>> Start

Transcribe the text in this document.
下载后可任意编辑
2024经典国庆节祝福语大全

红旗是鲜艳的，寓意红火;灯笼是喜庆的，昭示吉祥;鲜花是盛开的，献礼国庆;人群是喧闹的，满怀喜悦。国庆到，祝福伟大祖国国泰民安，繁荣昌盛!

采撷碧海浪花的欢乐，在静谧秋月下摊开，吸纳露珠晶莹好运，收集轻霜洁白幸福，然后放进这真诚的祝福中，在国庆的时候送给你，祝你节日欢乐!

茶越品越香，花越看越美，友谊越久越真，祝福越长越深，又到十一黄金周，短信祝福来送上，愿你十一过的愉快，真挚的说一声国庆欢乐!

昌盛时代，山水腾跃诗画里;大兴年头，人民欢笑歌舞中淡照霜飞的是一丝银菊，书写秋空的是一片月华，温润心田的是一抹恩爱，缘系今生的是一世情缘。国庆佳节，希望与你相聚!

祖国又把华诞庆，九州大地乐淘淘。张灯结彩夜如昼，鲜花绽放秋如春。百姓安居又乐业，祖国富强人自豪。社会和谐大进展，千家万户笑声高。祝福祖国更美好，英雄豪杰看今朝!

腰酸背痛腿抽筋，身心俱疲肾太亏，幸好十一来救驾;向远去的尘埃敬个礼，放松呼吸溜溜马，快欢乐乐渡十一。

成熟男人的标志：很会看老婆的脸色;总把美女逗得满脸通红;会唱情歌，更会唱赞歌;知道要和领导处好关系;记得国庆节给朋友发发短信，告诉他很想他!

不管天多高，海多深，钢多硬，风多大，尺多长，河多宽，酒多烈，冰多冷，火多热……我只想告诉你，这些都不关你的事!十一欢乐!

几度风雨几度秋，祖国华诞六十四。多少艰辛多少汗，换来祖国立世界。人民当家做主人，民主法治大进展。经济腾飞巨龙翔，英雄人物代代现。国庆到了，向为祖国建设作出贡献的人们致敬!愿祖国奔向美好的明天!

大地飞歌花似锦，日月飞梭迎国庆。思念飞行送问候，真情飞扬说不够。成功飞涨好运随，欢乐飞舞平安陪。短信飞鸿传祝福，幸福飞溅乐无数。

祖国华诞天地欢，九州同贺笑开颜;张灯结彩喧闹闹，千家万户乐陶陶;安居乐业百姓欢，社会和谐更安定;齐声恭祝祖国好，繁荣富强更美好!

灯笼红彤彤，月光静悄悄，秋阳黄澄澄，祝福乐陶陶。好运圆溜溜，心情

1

>> End

### What is required:
The entries above must be returned exactly.

### The output:
Transcribe the text in this document.
下载后可任意编辑
2024经典国庆节祝福语大全

红旗是鲜艳的，寓意红火;灯笼是喜庆的，昭示吉祥;鲜花是盛开的，献礼国庆;人群是喧闹的，满怀喜悦。国庆到，祝福伟大祖国国泰民安，繁荣昌盛!

采撷碧海浪花的欢乐，在静谧秋月下摊开，吸纳露珠晶莹好运，收集轻霜洁白幸福，然后放进这真诚的祝福中，在国庆的时候送给你，祝你节日欢乐!

茶越品越香，花越看越美，友谊越久越真，祝福越长越深，又到十一黄金周，短信祝福来送上，愿你十一过的愉快，真挚的说一声国庆欢乐!

昌盛时代，山水腾跃诗画里;大兴年头，人民欢笑歌舞中淡照霜飞的是一丝银菊，书写秋空的是一片月华，温润心田的是一抹恩爱，缘系今生的是一世情缘。国庆佳节，希望与你相聚!

祖国又把华诞庆，九州大地乐淘淘。张灯结彩夜如昼，鲜花绽放秋如春。百姓安居又乐业，祖国富强人自豪。社会和谐大进展，千家万户笑声高。祝福祖国更美好，英雄豪杰看今朝!

腰酸背痛腿抽筋，身心俱疲肾太亏，幸好十一来救驾;向远去的尘埃敬个礼，放松呼吸溜溜马，快欢乐乐渡十一。

成熟男人的标志：很会看老婆的脸色;总把美女逗得满脸通红;会唱情歌，更会唱赞歌;知道要和领导处好关系;记得国庆节给朋友发发短信，告诉他很想他!

不管天多高，海多深，钢多硬，风多大，尺多长，河多宽，酒多烈，冰多冷，火多热……我只想告诉你，这些都不关你的事!十一欢乐!

几度风雨几度秋，祖国华诞六十四。多少艰辛多少汗，换来祖国立世界。人民当家做主人，民主法治大进展。经济腾飞巨龙翔，英雄人物代代现。国庆到了，向为祖国建设作出贡献的人们致敬!愿祖国奔向美好的明天!

大地飞歌花似锦，日月飞梭迎国庆。思念飞行送问候，真情飞扬说不够。成功飞涨好运随，欢乐飞舞平安陪。短信飞鸿传祝福，幸福飞溅乐无数。

祖国华诞天地欢，九州同贺笑开颜;张灯结彩喧闹闹，千家万户乐陶陶;安居乐业百姓欢，社会和谐更安定;齐声恭祝祖国好，繁荣富强更美好!

灯笼红彤彤，月光静悄悄，秋阳黄澄澄，祝福乐陶陶。好运圆溜溜，心情

1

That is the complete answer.